▶ Directions:
Scan the entries below. List each line with "Client".

▶ Data supplied:
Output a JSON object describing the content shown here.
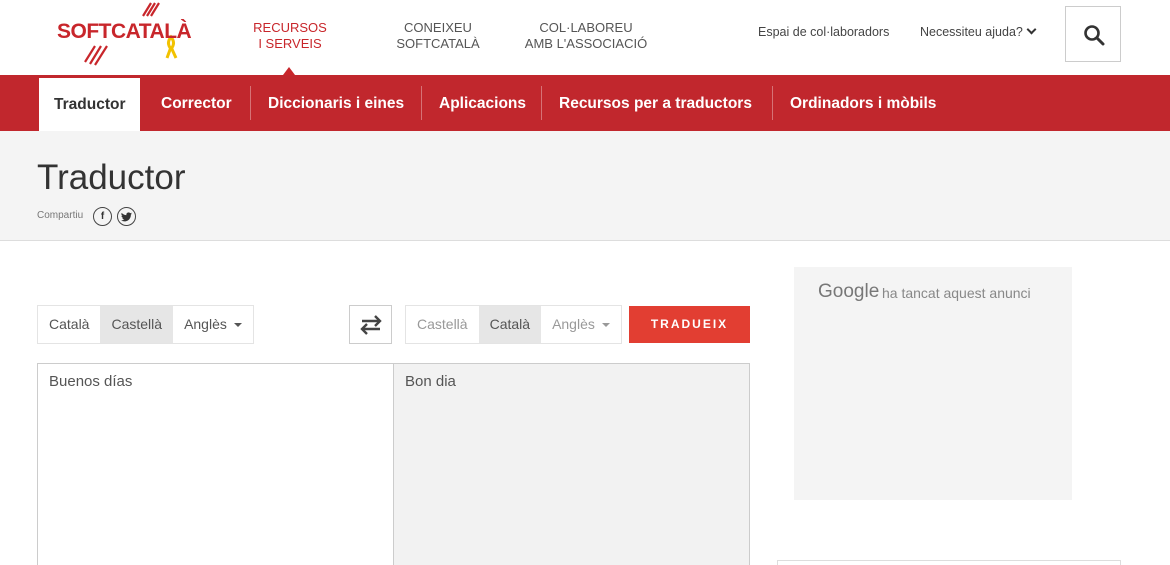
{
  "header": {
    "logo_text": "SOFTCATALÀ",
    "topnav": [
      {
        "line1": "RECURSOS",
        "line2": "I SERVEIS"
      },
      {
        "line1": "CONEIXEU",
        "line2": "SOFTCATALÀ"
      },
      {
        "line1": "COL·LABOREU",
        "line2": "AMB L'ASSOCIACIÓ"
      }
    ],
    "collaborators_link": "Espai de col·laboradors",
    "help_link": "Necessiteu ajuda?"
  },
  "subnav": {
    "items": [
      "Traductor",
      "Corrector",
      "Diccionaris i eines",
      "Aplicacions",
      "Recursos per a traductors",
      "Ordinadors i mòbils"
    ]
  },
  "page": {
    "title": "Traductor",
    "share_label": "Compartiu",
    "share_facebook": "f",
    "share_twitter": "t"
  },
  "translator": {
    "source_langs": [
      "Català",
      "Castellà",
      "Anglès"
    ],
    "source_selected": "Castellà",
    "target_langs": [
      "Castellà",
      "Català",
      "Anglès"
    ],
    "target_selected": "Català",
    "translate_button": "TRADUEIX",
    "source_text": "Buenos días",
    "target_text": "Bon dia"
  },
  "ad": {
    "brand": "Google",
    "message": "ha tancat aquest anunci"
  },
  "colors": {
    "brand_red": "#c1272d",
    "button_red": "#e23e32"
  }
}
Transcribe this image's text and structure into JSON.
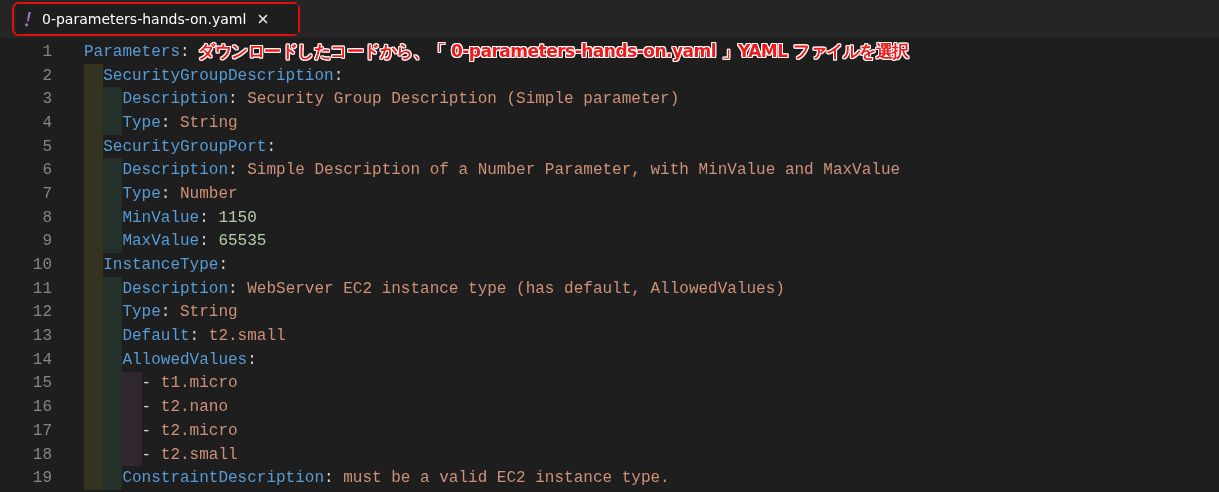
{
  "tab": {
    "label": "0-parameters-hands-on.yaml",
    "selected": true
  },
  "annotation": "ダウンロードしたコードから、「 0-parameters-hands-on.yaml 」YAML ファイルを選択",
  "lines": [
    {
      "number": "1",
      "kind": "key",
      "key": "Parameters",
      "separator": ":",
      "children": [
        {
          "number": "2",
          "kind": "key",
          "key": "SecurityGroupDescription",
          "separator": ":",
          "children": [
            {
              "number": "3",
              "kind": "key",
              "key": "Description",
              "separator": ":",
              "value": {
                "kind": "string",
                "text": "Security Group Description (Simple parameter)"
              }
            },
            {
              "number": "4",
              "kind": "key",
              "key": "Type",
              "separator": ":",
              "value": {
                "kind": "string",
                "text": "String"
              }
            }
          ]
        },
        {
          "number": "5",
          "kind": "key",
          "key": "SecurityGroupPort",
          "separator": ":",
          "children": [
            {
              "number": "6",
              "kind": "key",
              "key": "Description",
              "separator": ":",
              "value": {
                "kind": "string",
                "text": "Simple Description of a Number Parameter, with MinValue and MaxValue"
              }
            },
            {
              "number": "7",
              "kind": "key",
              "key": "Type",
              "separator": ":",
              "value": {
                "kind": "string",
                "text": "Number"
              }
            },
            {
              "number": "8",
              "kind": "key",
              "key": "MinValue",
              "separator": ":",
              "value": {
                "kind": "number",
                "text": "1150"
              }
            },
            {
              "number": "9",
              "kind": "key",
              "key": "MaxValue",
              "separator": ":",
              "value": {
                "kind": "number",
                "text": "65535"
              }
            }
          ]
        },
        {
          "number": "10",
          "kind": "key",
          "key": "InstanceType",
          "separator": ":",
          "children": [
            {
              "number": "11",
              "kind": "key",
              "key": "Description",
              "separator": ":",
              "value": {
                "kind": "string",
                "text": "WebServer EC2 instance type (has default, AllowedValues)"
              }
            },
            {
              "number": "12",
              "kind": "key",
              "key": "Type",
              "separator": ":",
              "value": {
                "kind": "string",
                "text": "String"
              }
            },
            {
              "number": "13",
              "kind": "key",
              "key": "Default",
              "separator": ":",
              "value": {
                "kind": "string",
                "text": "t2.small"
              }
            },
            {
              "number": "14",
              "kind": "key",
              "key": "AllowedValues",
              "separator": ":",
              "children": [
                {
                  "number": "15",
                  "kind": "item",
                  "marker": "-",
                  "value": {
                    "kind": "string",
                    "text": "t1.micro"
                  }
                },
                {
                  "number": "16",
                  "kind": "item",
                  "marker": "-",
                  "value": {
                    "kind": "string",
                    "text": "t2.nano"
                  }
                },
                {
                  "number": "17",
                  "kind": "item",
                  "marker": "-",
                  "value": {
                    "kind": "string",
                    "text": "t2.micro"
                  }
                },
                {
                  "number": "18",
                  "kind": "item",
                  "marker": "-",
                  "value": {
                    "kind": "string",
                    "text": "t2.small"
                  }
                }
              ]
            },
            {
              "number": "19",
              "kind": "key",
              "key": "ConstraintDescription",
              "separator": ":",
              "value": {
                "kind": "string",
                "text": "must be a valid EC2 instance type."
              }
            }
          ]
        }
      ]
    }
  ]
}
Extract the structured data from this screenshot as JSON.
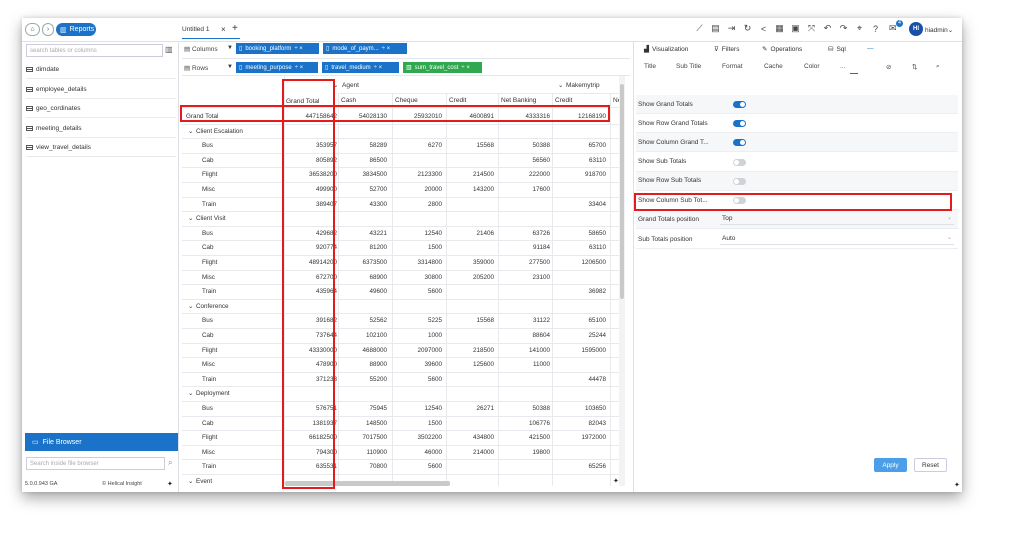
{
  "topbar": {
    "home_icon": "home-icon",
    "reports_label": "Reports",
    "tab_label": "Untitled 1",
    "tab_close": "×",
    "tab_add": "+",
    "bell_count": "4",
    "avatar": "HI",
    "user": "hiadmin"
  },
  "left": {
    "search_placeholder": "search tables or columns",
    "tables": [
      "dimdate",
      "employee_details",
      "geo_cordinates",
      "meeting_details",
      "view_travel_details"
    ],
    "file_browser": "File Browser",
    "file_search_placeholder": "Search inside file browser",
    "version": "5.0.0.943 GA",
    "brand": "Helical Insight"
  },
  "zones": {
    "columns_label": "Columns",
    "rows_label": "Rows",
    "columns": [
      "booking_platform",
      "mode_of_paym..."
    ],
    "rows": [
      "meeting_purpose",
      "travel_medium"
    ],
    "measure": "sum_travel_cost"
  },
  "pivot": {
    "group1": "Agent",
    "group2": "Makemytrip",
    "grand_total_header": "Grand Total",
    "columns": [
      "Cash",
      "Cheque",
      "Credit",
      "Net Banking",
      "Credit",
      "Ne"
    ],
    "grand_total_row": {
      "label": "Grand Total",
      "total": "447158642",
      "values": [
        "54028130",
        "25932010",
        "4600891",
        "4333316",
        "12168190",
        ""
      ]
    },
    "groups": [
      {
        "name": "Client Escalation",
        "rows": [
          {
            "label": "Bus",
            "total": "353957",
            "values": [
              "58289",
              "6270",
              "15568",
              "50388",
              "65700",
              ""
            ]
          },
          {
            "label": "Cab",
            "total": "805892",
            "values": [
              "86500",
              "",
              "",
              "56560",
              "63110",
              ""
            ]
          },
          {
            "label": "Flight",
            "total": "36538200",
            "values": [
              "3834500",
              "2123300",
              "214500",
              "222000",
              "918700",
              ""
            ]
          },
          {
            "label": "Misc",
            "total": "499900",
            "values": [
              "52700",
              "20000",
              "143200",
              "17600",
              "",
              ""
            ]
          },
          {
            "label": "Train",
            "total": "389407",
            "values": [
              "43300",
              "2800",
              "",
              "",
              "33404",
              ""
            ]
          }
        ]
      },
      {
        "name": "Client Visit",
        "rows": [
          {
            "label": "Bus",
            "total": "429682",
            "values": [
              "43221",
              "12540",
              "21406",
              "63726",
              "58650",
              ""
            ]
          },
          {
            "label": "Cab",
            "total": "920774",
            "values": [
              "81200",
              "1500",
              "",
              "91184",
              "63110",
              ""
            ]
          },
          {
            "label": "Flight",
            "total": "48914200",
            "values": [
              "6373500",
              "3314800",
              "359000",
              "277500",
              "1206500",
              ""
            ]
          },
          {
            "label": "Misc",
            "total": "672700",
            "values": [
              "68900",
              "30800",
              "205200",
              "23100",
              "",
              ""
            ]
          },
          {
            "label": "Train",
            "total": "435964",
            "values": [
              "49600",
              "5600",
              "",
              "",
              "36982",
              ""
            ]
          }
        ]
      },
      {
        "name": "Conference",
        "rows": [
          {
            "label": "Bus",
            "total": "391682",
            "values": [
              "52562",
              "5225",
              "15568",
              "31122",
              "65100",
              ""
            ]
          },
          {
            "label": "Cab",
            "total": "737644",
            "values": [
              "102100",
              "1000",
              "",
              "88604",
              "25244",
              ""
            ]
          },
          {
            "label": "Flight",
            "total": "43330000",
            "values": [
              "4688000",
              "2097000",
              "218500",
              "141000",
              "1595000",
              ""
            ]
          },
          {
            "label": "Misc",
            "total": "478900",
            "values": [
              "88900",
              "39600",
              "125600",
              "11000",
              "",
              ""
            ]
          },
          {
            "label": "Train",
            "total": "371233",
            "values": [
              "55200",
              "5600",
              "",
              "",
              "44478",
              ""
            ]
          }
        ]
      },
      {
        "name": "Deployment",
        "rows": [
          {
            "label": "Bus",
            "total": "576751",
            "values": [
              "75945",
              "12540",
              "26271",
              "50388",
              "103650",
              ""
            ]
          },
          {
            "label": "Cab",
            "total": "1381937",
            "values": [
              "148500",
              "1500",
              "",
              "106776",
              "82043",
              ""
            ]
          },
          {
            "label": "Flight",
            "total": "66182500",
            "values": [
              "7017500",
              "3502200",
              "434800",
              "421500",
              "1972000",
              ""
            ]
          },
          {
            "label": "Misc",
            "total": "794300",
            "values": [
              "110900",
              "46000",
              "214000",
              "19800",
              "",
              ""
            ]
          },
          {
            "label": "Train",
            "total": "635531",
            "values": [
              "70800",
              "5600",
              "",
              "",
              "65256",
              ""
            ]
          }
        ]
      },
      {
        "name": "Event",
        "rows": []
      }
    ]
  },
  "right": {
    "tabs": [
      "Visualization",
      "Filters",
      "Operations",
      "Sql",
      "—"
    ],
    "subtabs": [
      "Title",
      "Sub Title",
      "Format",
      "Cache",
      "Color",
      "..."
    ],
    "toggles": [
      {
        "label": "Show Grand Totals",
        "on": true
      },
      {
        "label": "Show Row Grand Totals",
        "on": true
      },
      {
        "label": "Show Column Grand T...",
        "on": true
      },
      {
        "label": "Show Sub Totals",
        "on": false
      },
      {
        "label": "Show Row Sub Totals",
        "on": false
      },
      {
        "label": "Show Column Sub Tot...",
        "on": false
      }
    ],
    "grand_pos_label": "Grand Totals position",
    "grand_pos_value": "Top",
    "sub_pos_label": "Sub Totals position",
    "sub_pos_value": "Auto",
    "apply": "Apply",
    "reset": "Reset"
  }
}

▶ Written answer:
        "name": "Client Escalation",
        "name": "Client Visit",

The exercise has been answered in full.